Material to process =

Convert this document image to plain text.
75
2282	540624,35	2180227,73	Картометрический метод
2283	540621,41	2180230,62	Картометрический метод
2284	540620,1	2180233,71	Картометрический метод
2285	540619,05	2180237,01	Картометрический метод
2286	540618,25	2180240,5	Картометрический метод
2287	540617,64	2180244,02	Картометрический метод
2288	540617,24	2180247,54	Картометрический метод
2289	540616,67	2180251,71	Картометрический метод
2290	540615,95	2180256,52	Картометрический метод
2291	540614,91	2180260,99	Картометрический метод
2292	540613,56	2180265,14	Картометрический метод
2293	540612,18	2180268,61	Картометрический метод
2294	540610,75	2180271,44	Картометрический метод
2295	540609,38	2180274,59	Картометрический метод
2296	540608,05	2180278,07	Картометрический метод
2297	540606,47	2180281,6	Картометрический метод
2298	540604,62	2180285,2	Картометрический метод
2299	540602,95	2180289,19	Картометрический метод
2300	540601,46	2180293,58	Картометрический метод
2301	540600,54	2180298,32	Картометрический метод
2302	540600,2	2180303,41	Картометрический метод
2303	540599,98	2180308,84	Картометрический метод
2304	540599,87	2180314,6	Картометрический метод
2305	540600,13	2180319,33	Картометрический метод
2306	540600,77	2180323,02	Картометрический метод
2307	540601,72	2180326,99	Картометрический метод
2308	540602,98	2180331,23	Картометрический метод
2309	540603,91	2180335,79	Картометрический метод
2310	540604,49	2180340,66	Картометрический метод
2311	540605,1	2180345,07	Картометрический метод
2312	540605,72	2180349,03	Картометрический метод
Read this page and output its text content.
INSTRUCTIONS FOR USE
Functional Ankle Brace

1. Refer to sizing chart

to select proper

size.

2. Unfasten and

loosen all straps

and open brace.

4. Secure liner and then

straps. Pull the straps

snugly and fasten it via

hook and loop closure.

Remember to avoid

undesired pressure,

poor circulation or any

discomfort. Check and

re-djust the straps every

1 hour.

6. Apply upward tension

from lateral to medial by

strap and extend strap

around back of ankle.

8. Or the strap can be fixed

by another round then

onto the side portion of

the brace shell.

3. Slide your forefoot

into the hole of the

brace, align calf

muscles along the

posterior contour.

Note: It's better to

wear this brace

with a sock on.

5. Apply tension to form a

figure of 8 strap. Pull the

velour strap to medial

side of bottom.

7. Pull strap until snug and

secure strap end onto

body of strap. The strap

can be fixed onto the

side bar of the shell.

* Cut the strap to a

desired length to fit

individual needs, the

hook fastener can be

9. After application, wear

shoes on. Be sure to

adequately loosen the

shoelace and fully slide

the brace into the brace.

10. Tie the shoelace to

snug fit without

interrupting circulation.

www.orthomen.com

Task description = Repeat the records above exactly as they appear.

Finished exercise =
Convert this document image to plain text.
75
2282	540624,35	2180227,73	Картометрический метод
2283	540621,41	2180230,62	Картометрический метод
2284	540620,1	2180233,71	Картометрический метод
2285	540619,05	2180237,01	Картометрический метод
2286	540618,25	2180240,5	Картометрический метод
2287	540617,64	2180244,02	Картометрический метод
2288	540617,24	2180247,54	Картометрический метод
2289	540616,67	2180251,71	Картометрический метод
2290	540615,95	2180256,52	Картометрический метод
2291	540614,91	2180260,99	Картометрический метод
2292	540613,56	2180265,14	Картометрический метод
2293	540612,18	2180268,61	Картометрический метод
2294	540610,75	2180271,44	Картометрический метод
2295	540609,38	2180274,59	Картометрический метод
2296	540608,05	2180278,07	Картометрический метод
2297	540606,47	2180281,6	Картометрический метод
2298	540604,62	2180285,2	Картометрический метод
2299	540602,95	2180289,19	Картометрический метод
2300	540601,46	2180293,58	Картометрический метод
2301	540600,54	2180298,32	Картометрический метод
2302	540600,2	2180303,41	Картометрический метод
2303	540599,98	2180308,84	Картометрический метод
2304	540599,87	2180314,6	Картометрический метод
2305	540600,13	2180319,33	Картометрический метод
2306	540600,77	2180323,02	Картометрический метод
2307	540601,72	2180326,99	Картометрический метод
2308	540602,98	2180331,23	Картометрический метод
2309	540603,91	2180335,79	Картометрический метод
2310	540604,49	2180340,66	Картометрический метод
2311	540605,1	2180345,07	Картометрический метод
2312	540605,72	2180349,03	Картометрический метод
Read this page and output its text content.
INSTRUCTIONS FOR USE
Functional Ankle Brace

1. Refer to sizing chart

to select proper

size.

2. Unfasten and

loosen all straps

and open brace.

4. Secure liner and then

straps. Pull the straps

snugly and fasten it via

hook and loop closure.

Remember to avoid

undesired pressure,

poor circulation or any

discomfort. Check and

re-djust the straps every

1 hour.

6. Apply upward tension

from lateral to medial by

strap and extend strap

around back of ankle.

8. Or the strap can be fixed

by another round then

onto the side portion of

the brace shell.

3. Slide your forefoot

into the hole of the

brace, align calf

muscles along the

posterior contour.

Note: It's better to

wear this brace

with a sock on.

5. Apply tension to form a

figure of 8 strap. Pull the

velour strap to medial

side of bottom.

7. Pull strap until snug and

secure strap end onto

body of strap. The strap

can be fixed onto the

side bar of the shell.

* Cut the strap to a

desired length to fit

individual needs, the

hook fastener can be

9. After application, wear

shoes on. Be sure to

adequately loosen the

shoelace and fully slide

the brace into the brace.

10. Tie the shoelace to

snug fit without

interrupting circulation.

www.orthomen.com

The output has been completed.